| TASK |
Output, please, every line from the line that holds "Type out the text in this image." to the end, exactly as written.

| SOURCE DATA |
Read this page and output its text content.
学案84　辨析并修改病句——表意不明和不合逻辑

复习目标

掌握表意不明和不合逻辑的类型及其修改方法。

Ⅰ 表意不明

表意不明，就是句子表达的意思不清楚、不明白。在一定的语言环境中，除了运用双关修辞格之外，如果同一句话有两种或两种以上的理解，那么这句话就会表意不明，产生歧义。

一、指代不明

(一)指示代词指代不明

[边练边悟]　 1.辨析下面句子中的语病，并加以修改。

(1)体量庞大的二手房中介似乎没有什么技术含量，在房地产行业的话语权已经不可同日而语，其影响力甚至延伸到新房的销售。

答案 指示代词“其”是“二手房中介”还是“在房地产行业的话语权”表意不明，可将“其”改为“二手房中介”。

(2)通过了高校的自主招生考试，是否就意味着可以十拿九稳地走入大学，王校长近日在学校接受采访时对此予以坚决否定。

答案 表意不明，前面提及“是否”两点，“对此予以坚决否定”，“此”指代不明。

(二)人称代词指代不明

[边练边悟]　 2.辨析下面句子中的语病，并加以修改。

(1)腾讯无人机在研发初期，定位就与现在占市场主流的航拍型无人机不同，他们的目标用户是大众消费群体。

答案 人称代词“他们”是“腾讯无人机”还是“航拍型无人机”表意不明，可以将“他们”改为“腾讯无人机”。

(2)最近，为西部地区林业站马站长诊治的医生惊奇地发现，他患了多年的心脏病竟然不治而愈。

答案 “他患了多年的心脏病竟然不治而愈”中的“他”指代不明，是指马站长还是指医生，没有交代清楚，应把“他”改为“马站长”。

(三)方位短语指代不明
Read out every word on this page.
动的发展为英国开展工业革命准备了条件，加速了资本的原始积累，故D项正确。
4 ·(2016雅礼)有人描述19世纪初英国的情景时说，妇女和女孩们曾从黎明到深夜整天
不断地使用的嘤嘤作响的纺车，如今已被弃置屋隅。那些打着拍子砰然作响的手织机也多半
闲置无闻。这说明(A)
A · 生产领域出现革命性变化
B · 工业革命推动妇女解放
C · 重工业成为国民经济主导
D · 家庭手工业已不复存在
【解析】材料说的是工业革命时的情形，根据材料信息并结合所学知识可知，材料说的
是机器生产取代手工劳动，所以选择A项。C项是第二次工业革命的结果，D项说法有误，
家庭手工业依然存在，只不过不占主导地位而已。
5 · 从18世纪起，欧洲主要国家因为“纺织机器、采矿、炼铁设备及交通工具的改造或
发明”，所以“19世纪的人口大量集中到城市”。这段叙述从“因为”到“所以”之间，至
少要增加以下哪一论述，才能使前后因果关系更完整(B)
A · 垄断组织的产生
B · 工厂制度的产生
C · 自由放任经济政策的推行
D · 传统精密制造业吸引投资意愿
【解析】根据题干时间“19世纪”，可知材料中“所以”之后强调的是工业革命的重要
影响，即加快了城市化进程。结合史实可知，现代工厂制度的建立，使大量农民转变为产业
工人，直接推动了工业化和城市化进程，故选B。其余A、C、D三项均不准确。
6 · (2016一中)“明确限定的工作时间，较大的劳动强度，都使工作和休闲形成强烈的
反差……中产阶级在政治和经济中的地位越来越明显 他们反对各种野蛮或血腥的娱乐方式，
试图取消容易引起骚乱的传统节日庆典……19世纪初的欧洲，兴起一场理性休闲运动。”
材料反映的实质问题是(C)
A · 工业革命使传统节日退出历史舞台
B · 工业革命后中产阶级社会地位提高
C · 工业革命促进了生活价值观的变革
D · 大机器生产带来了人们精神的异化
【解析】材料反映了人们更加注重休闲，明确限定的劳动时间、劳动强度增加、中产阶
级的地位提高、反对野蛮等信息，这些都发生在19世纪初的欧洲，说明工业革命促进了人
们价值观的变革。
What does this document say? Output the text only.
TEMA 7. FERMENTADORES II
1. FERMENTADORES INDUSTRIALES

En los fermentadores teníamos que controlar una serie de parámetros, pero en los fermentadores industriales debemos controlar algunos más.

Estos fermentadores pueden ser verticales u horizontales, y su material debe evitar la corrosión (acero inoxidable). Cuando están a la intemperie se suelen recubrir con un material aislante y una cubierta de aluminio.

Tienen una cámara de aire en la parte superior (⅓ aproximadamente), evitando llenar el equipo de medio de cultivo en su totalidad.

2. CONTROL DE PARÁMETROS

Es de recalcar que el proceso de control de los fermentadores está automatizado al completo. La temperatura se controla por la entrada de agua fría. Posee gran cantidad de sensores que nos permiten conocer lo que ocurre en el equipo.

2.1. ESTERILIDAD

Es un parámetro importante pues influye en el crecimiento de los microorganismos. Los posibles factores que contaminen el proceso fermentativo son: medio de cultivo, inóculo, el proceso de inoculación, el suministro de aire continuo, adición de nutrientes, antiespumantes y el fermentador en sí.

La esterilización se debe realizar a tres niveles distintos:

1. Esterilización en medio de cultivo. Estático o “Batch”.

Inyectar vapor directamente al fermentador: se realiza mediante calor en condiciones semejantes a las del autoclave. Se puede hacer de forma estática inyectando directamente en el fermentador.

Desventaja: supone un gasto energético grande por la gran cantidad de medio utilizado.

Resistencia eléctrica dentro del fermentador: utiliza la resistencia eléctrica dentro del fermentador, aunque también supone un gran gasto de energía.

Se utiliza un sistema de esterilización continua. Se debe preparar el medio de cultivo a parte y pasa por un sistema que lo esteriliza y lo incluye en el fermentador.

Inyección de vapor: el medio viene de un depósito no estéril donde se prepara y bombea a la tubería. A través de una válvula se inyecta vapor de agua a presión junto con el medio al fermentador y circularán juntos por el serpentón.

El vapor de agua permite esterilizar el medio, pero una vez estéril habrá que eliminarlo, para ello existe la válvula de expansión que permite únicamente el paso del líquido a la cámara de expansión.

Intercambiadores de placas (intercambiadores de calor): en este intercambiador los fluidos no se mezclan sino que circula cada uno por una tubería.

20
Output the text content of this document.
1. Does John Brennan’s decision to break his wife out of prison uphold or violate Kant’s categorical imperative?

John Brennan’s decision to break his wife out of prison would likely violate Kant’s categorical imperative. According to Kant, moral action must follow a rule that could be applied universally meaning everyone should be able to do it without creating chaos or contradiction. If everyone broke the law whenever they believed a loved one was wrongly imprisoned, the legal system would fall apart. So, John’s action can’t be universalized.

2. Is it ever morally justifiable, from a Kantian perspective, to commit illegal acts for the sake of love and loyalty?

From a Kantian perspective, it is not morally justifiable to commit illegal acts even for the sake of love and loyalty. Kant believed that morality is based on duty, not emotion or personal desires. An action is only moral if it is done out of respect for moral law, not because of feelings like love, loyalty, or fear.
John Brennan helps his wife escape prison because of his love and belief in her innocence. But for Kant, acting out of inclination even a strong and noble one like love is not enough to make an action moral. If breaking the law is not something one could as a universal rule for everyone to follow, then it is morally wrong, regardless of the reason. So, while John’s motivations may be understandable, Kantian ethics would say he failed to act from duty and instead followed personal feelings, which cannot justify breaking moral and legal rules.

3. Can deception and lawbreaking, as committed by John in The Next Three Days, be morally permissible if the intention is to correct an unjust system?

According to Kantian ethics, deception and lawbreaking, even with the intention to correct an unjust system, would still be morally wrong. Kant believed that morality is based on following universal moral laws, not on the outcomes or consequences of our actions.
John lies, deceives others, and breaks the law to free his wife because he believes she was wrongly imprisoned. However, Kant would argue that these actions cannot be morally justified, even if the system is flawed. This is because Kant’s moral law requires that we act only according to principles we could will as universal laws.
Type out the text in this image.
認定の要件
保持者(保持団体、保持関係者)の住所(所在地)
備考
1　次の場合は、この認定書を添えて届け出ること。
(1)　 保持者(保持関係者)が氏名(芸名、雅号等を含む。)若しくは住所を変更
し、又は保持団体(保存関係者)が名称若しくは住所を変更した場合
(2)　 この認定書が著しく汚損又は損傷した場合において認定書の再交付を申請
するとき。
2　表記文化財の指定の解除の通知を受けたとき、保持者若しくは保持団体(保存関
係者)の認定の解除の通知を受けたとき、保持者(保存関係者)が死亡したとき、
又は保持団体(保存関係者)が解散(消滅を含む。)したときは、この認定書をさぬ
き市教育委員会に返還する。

| RESPONSE TO THE EXERCISE |
Type out the text in this image.
認定の要件
保持者(保持団体、保持関係者)の住所(所在地)
備考
1　次の場合は、この認定書を添えて届け出ること。
(1)　 保持者(保持関係者)が氏名(芸名、雅号等を含む。)若しくは住所を変更
し、又は保持団体(保存関係者)が名称若しくは住所を変更した場合
(2)　 この認定書が著しく汚損又は損傷した場合において認定書の再交付を申請
するとき。
2　表記文化財の指定の解除の通知を受けたとき、保持者若しくは保持団体(保存関
係者)の認定の解除の通知を受けたとき、保持者(保存関係者)が死亡したとき、
又は保持団体(保存関係者)が解散(消滅を含む。)したときは、この認定書をさぬ
き市教育委員会に返還する。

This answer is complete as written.